***** INFORMATION SHOWN *****

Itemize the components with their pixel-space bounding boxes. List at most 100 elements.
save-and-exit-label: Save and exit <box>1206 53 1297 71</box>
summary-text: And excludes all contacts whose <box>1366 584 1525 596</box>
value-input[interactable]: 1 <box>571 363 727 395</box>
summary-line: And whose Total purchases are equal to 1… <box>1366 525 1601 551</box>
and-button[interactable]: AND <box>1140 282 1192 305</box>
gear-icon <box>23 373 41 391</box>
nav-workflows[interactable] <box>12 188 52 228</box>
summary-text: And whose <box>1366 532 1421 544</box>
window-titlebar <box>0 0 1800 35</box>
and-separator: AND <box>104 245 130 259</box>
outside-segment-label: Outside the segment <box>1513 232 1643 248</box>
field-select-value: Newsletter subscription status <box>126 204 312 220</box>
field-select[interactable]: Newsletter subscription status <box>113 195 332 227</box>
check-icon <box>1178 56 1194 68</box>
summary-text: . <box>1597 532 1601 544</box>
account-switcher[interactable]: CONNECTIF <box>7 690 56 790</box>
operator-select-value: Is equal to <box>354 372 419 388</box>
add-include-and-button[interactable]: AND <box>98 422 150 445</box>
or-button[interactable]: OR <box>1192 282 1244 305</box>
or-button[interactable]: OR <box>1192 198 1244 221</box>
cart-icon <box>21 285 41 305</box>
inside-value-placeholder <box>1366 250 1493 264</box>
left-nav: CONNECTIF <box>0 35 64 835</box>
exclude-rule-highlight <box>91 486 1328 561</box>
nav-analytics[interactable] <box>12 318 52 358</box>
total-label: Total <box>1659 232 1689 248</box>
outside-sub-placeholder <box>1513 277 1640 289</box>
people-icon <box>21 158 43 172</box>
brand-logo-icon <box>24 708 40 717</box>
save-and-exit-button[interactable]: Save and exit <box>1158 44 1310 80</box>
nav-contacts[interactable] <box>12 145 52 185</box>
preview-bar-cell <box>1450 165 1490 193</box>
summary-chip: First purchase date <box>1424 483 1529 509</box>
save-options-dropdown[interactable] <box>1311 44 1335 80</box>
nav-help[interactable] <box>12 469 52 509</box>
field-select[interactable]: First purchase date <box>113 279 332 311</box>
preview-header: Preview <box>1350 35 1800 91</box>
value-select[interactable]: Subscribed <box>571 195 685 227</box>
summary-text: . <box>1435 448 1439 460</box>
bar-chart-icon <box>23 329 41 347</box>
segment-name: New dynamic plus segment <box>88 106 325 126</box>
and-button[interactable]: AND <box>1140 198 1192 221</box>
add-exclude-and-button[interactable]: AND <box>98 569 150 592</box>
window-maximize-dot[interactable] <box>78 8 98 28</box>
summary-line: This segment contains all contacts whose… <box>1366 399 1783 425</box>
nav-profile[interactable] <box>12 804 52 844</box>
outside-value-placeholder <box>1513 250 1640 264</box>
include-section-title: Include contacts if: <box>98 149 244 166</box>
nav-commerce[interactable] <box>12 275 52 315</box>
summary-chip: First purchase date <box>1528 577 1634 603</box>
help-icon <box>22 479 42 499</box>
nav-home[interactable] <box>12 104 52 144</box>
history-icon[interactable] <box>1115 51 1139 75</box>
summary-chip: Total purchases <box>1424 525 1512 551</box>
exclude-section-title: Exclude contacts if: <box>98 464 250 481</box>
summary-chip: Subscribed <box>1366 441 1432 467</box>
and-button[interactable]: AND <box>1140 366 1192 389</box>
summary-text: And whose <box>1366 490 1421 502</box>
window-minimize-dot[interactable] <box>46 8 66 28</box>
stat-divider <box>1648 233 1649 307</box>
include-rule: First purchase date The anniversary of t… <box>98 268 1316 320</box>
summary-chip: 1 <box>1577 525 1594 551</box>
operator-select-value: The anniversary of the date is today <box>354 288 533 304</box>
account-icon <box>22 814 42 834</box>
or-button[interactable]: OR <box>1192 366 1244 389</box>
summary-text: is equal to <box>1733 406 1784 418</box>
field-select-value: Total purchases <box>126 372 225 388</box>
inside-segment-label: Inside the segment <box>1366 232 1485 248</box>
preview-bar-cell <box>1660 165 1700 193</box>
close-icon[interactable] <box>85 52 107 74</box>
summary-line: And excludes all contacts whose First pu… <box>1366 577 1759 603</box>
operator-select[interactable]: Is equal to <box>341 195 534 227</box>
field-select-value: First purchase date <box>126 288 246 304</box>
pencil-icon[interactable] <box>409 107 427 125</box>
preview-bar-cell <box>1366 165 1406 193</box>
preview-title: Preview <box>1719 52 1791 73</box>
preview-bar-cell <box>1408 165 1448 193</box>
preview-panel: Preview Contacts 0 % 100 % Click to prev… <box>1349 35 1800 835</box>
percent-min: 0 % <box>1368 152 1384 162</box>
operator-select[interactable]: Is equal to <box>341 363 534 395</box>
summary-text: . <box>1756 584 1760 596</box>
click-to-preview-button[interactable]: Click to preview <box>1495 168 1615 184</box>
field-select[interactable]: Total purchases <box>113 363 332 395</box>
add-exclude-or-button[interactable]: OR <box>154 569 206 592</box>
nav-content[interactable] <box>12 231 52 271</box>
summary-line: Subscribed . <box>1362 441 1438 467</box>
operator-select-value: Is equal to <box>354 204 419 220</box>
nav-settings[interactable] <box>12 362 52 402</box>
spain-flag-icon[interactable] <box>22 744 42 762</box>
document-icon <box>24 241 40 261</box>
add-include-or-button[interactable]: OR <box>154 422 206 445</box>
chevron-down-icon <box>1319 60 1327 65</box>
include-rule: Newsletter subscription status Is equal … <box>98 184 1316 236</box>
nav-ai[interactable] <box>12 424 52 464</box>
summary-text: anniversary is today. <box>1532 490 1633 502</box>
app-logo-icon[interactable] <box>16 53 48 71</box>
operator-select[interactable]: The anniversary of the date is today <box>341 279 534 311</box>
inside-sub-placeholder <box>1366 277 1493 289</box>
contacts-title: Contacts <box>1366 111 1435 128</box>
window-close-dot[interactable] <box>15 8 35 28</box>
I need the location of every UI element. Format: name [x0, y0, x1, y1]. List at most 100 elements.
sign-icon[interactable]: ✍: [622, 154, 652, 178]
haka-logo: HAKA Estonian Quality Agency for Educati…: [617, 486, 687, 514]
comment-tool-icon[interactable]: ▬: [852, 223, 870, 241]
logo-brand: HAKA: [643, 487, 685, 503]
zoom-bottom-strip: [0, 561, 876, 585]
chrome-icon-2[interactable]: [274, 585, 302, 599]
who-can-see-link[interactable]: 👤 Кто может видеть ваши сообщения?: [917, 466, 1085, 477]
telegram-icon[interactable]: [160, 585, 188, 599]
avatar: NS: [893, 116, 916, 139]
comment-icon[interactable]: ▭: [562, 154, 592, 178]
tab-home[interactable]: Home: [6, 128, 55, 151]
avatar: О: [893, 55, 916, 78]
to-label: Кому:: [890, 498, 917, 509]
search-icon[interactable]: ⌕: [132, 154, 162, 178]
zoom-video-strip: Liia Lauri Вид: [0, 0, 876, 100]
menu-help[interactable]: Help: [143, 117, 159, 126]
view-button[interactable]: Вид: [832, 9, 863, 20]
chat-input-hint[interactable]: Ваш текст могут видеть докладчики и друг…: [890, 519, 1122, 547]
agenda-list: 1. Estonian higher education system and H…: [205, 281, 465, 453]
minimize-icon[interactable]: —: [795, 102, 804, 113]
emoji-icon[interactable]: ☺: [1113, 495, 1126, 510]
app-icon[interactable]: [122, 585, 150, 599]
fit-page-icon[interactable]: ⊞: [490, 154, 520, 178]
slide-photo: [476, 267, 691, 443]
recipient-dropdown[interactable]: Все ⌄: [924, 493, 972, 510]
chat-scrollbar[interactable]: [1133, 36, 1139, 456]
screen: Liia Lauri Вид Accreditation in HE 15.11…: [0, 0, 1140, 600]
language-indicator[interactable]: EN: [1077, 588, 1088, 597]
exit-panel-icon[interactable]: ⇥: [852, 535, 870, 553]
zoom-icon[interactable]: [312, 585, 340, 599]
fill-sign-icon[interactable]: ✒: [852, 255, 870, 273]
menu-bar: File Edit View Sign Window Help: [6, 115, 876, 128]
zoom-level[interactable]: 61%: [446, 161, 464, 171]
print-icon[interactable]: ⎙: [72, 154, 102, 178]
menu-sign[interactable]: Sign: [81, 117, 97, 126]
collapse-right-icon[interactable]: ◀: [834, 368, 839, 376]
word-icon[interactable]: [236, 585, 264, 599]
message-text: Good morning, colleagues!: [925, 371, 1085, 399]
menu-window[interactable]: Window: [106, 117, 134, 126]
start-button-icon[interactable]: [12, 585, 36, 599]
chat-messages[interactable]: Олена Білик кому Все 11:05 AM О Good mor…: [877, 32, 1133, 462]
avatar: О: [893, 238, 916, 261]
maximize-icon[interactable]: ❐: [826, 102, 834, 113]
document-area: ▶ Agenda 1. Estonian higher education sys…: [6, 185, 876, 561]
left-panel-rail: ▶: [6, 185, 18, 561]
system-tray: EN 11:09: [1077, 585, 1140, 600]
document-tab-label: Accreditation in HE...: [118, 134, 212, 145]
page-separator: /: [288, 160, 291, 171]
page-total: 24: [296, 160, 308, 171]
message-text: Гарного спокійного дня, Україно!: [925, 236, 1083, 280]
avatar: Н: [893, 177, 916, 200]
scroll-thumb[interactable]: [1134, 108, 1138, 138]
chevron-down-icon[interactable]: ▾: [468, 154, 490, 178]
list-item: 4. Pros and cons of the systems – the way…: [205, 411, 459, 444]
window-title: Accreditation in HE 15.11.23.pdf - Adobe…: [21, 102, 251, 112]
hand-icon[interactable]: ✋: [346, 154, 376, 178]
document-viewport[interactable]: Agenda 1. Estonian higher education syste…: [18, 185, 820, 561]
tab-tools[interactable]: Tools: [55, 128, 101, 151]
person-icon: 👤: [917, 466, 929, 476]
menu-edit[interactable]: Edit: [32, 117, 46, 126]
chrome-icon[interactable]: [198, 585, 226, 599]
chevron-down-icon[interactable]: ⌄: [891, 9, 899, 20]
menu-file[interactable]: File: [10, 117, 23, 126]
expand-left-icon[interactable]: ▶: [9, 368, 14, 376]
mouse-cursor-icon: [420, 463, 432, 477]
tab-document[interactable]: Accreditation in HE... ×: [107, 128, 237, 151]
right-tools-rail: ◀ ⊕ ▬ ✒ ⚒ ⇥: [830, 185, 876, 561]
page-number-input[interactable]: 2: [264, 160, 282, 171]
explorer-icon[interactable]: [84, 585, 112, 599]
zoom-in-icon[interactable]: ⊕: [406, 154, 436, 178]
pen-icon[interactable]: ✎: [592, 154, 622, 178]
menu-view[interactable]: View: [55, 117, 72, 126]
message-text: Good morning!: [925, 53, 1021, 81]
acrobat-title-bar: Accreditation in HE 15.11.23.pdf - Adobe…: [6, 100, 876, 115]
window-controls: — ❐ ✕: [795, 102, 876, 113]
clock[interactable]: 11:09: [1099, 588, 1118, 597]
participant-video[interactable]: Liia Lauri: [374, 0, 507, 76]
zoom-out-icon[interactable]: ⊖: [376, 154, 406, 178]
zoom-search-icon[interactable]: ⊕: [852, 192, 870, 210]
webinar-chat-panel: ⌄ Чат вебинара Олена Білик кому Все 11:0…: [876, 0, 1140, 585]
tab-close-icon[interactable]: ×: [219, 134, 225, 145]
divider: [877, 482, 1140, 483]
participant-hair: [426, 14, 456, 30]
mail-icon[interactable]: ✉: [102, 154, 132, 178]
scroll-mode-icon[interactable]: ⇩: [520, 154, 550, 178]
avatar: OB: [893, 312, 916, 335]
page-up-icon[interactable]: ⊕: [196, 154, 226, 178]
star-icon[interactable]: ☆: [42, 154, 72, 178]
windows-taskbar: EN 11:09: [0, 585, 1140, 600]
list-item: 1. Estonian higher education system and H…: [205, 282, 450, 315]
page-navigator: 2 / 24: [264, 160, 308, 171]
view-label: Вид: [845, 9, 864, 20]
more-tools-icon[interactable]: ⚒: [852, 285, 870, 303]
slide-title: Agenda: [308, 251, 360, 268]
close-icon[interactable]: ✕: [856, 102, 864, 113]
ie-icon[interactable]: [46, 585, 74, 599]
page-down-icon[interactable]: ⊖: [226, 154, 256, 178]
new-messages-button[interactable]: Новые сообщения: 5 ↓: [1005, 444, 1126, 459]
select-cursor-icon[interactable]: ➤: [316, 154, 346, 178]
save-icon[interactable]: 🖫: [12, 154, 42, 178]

*****

▸ **YOUR INSTRUCTIONS**
Copy out the stretch from the start of the records through the line containing "summary-line: And whose", swapping "contacts" for "customers" and keeping everything else unchanged.

▸ **TASK RESULT**
Itemize the components with their pixel-space bounding boxes. List at most 100 elements.
save-and-exit-label: Save and exit <box>1206 53 1297 71</box>
summary-text: And excludes all customers whose <box>1366 584 1525 596</box>
value-input[interactable]: 1 <box>571 363 727 395</box>
summary-line: And whose Total purchases are equal to 1… <box>1366 525 1601 551</box>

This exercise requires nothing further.